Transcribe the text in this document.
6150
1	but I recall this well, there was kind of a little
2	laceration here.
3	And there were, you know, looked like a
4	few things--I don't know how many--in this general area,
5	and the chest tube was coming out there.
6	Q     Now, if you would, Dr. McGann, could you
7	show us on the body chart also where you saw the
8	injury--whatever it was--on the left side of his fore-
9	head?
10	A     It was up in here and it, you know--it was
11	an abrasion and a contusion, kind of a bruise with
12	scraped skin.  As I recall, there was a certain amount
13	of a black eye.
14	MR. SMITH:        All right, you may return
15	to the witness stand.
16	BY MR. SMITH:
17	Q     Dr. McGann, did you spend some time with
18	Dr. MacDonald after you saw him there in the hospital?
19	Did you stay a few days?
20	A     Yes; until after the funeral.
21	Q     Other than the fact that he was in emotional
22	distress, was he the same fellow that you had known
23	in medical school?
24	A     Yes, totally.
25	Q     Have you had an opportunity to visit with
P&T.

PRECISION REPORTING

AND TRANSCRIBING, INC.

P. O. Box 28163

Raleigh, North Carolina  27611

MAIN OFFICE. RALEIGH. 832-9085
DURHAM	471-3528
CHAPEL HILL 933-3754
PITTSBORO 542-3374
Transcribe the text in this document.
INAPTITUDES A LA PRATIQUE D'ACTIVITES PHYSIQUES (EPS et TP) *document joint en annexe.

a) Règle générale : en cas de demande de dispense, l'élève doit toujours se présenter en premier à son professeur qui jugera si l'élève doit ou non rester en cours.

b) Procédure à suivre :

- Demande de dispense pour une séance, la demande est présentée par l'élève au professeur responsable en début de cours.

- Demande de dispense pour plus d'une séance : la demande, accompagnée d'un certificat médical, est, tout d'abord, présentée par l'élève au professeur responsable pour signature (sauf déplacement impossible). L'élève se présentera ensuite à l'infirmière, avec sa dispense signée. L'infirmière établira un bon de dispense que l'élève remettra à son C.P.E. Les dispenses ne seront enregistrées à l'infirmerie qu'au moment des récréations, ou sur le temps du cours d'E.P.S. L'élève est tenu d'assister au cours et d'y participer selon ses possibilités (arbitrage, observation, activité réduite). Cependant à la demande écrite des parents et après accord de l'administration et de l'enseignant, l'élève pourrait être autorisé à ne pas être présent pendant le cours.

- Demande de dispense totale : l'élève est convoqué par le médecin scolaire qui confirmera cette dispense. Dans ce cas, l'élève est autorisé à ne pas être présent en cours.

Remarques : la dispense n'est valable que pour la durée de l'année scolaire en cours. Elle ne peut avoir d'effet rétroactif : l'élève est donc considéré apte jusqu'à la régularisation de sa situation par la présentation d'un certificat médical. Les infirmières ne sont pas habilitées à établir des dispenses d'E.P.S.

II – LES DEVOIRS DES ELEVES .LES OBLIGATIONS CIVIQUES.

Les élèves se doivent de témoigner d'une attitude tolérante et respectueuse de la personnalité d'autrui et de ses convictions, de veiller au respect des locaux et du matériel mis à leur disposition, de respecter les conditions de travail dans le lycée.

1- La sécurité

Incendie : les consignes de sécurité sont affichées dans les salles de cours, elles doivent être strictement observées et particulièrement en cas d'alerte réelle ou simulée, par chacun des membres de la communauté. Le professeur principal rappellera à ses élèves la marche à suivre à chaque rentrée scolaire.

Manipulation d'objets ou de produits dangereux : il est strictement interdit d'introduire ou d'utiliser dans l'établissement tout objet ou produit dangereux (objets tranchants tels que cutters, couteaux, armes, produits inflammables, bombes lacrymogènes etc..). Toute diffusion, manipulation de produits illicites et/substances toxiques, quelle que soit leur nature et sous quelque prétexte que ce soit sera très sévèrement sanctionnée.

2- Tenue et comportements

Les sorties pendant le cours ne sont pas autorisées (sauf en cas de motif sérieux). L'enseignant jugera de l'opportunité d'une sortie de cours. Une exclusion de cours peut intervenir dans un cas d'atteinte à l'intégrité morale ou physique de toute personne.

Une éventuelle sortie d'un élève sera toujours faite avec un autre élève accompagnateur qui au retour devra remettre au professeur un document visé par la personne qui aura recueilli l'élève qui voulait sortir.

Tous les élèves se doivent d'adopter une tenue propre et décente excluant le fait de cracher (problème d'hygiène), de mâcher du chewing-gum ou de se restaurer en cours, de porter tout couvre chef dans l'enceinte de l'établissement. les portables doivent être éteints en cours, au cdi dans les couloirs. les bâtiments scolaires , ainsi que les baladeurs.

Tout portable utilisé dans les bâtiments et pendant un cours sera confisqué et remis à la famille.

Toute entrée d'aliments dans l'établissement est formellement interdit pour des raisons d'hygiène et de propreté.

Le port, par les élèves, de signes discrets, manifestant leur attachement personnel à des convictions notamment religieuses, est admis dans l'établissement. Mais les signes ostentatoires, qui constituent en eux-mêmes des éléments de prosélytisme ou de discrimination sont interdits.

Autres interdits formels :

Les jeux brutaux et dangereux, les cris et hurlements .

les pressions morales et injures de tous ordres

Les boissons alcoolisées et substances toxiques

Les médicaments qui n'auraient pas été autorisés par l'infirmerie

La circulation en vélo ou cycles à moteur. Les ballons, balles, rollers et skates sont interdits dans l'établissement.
========================================
Work to be completed:
Tally the lines of the material above that contain the word "sécurité" and report the total alone.

Response:
2